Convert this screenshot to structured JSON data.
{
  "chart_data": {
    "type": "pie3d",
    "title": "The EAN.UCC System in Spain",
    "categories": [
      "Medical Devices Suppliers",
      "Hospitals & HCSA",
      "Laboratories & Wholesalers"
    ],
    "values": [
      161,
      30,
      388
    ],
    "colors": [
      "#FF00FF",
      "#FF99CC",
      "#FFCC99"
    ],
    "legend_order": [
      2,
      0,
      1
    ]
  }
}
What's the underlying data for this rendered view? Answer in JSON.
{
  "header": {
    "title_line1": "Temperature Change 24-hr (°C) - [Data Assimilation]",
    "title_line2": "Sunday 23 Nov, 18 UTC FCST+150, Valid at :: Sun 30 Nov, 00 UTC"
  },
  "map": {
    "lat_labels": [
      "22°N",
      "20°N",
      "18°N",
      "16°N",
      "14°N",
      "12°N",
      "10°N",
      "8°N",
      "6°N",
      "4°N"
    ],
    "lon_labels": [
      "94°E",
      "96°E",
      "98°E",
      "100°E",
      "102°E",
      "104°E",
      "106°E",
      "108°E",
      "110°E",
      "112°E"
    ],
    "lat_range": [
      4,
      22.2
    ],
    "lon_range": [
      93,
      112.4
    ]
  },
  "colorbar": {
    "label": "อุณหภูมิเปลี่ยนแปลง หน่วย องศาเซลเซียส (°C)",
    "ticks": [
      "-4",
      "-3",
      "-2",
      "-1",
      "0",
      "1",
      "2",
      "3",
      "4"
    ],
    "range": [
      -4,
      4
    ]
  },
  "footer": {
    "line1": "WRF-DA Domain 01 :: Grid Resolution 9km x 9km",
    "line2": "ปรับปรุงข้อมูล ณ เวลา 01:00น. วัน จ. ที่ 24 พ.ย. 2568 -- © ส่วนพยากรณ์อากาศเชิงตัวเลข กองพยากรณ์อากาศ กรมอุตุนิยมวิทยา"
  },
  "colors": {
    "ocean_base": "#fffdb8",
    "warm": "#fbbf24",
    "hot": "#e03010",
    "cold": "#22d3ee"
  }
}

* _Written instruction_:
Set all of the records down again, exactly as they stand.

* _Solved exercise_:
Convert this screenshot to structured JSON data.
{
  "chart_data": {
    "type": "pie3d",
    "title": "The EAN.UCC System in Spain",
    "categories": [
      "Medical Devices Suppliers",
      "Hospitals & HCSA",
      "Laboratories & Wholesalers"
    ],
    "values": [
      161,
      30,
      388
    ],
    "colors": [
      "#FF00FF",
      "#FF99CC",
      "#FFCC99"
    ],
    "legend_order": [
      2,
      0,
      1
    ]
  }
}
What's the underlying data for this rendered view? Answer in JSON.
{
  "header": {
    "title_line1": "Temperature Change 24-hr (°C) - [Data Assimilation]",
    "title_line2": "Sunday 23 Nov, 18 UTC FCST+150, Valid at :: Sun 30 Nov, 00 UTC"
  },
  "map": {
    "lat_labels": [
      "22°N",
      "20°N",
      "18°N",
      "16°N",
      "14°N",
      "12°N",
      "10°N",
      "8°N",
      "6°N",
      "4°N"
    ],
    "lon_labels": [
      "94°E",
      "96°E",
      "98°E",
      "100°E",
      "102°E",
      "104°E",
      "106°E",
      "108°E",
      "110°E",
      "112°E"
    ],
    "lat_range": [
      4,
      22.2
    ],
    "lon_range": [
      93,
      112.4
    ]
  },
  "colorbar": {
    "label": "อุณหภูมิเปลี่ยนแปลง หน่วย องศาเซลเซียส (°C)",
    "ticks": [
      "-4",
      "-3",
      "-2",
      "-1",
      "0",
      "1",
      "2",
      "3",
      "4"
    ],
    "range": [
      -4,
      4
    ]
  },
  "footer": {
    "line1": "WRF-DA Domain 01 :: Grid Resolution 9km x 9km",
    "line2": "ปรับปรุงข้อมูล ณ เวลา 01:00น. วัน จ. ที่ 24 พ.ย. 2568 -- © ส่วนพยากรณ์อากาศเชิงตัวเลข กองพยากรณ์อากาศ กรมอุตุนิยมวิทยา"
  },
  "colors": {
    "ocean_base": "#fffdb8",
    "warm": "#fbbf24",
    "hot": "#e03010",
    "cold": "#22d3ee"
  }
}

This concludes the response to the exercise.